** BEGIN **
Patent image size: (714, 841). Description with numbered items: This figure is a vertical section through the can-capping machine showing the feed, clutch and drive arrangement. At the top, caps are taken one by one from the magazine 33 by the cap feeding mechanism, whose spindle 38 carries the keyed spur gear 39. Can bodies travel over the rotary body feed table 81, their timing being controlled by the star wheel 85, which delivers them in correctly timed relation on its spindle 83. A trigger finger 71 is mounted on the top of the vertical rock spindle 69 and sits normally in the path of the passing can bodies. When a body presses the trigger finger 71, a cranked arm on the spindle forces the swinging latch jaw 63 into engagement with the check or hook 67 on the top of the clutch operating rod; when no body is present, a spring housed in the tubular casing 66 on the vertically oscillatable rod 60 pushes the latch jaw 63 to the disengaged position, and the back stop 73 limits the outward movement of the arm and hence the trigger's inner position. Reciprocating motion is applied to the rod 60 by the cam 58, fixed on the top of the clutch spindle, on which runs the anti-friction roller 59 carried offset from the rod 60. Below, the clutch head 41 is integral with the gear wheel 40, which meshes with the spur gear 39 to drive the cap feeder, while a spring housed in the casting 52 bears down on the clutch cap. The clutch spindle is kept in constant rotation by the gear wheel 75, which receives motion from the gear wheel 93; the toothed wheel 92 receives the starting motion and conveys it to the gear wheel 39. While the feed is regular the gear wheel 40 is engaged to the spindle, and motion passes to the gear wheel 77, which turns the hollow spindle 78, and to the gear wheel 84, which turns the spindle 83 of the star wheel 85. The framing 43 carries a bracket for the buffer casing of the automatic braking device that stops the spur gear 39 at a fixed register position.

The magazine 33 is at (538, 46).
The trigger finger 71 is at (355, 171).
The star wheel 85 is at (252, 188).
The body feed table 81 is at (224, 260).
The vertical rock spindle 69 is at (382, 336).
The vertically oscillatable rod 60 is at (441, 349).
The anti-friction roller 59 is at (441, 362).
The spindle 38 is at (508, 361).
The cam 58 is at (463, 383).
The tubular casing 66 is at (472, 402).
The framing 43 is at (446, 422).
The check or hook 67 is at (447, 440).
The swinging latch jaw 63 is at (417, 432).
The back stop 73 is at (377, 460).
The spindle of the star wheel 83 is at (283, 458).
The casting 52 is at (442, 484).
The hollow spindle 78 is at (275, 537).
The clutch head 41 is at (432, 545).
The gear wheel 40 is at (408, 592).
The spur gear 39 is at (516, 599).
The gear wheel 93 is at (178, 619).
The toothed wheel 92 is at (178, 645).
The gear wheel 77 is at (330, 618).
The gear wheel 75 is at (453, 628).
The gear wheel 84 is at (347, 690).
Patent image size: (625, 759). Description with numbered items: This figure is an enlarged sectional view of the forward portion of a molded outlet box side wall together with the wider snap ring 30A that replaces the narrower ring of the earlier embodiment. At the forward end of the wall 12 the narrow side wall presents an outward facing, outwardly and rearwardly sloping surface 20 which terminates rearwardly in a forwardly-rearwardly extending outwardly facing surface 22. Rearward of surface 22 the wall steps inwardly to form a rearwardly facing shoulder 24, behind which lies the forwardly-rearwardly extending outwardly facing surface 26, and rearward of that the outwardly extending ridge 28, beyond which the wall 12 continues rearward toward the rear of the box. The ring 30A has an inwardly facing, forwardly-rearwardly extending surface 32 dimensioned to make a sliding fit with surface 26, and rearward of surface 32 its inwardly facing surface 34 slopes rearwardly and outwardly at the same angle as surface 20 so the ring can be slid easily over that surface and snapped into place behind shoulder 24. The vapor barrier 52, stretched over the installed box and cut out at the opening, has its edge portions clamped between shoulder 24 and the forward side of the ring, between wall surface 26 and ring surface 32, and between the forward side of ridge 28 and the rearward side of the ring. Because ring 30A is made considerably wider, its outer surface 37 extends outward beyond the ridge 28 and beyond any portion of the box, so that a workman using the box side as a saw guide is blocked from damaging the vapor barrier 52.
** END **
PROBLEM DESCRIPTION: Reproduce the listing above verbatim, line by line, from the first line to the last.

FULL RESPONSE:
Patent image size: (714, 841). Description with numbered items: This figure is a vertical section through the can-capping machine showing the feed, clutch and drive arrangement. At the top, caps are taken one by one from the magazine 33 by the cap feeding mechanism, whose spindle 38 carries the keyed spur gear 39. Can bodies travel over the rotary body feed table 81, their timing being controlled by the star wheel 85, which delivers them in correctly timed relation on its spindle 83. A trigger finger 71 is mounted on the top of the vertical rock spindle 69 and sits normally in the path of the passing can bodies. When a body presses the trigger finger 71, a cranked arm on the spindle forces the swinging latch jaw 63 into engagement with the check or hook 67 on the top of the clutch operating rod; when no body is present, a spring housed in the tubular casing 66 on the vertically oscillatable rod 60 pushes the latch jaw 63 to the disengaged position, and the back stop 73 limits the outward movement of the arm and hence the trigger's inner position. Reciprocating motion is applied to the rod 60 by the cam 58, fixed on the top of the clutch spindle, on which runs the anti-friction roller 59 carried offset from the rod 60. Below, the clutch head 41 is integral with the gear wheel 40, which meshes with the spur gear 39 to drive the cap feeder, while a spring housed in the casting 52 bears down on the clutch cap. The clutch spindle is kept in constant rotation by the gear wheel 75, which receives motion from the gear wheel 93; the toothed wheel 92 receives the starting motion and conveys it to the gear wheel 39. While the feed is regular the gear wheel 40 is engaged to the spindle, and motion passes to the gear wheel 77, which turns the hollow spindle 78, and to the gear wheel 84, which turns the spindle 83 of the star wheel 85. The framing 43 carries a bracket for the buffer casing of the automatic braking device that stops the spur gear 39 at a fixed register position.

The magazine 33 is at (538, 46).
The trigger finger 71 is at (355, 171).
The star wheel 85 is at (252, 188).
The body feed table 81 is at (224, 260).
The vertical rock spindle 69 is at (382, 336).
The vertically oscillatable rod 60 is at (441, 349).
The anti-friction roller 59 is at (441, 362).
The spindle 38 is at (508, 361).
The cam 58 is at (463, 383).
The tubular casing 66 is at (472, 402).
The framing 43 is at (446, 422).
The check or hook 67 is at (447, 440).
The swinging latch jaw 63 is at (417, 432).
The back stop 73 is at (377, 460).
The spindle of the star wheel 83 is at (283, 458).
The casting 52 is at (442, 484).
The hollow spindle 78 is at (275, 537).
The clutch head 41 is at (432, 545).
The gear wheel 40 is at (408, 592).
The spur gear 39 is at (516, 599).
The gear wheel 93 is at (178, 619).
The toothed wheel 92 is at (178, 645).
The gear wheel 77 is at (330, 618).
The gear wheel 75 is at (453, 628).
The gear wheel 84 is at (347, 690).
Patent image size: (625, 759). Description with numbered items: This figure is an enlarged sectional view of the forward portion of a molded outlet box side wall together with the wider snap ring 30A that replaces the narrower ring of the earlier embodiment. At the forward end of the wall 12 the narrow side wall presents an outward facing, outwardly and rearwardly sloping surface 20 which terminates rearwardly in a forwardly-rearwardly extending outwardly facing surface 22. Rearward of surface 22 the wall steps inwardly to form a rearwardly facing shoulder 24, behind which lies the forwardly-rearwardly extending outwardly facing surface 26, and rearward of that the outwardly extending ridge 28, beyond which the wall 12 continues rearward toward the rear of the box. The ring 30A has an inwardly facing, forwardly-rearwardly extending surface 32 dimensioned to make a sliding fit with surface 26, and rearward of surface 32 its inwardly facing surface 34 slopes rearwardly and outwardly at the same angle as surface 20 so the ring can be slid easily over that surface and snapped into place behind shoulder 24. The vapor barrier 52, stretched over the installed box and cut out at the opening, has its edge portions clamped between shoulder 24 and the forward side of the ring, between wall surface 26 and ring surface 32, and between the forward side of ridge 28 and the rearward side of the ring. Because ring 30A is made considerably wider, its outer surface 37 extends outward beyond the ridge 28 and beyond any portion of the box, so that a workman using the box side as a saw guide is blocked from damaging the vapor barrier 52.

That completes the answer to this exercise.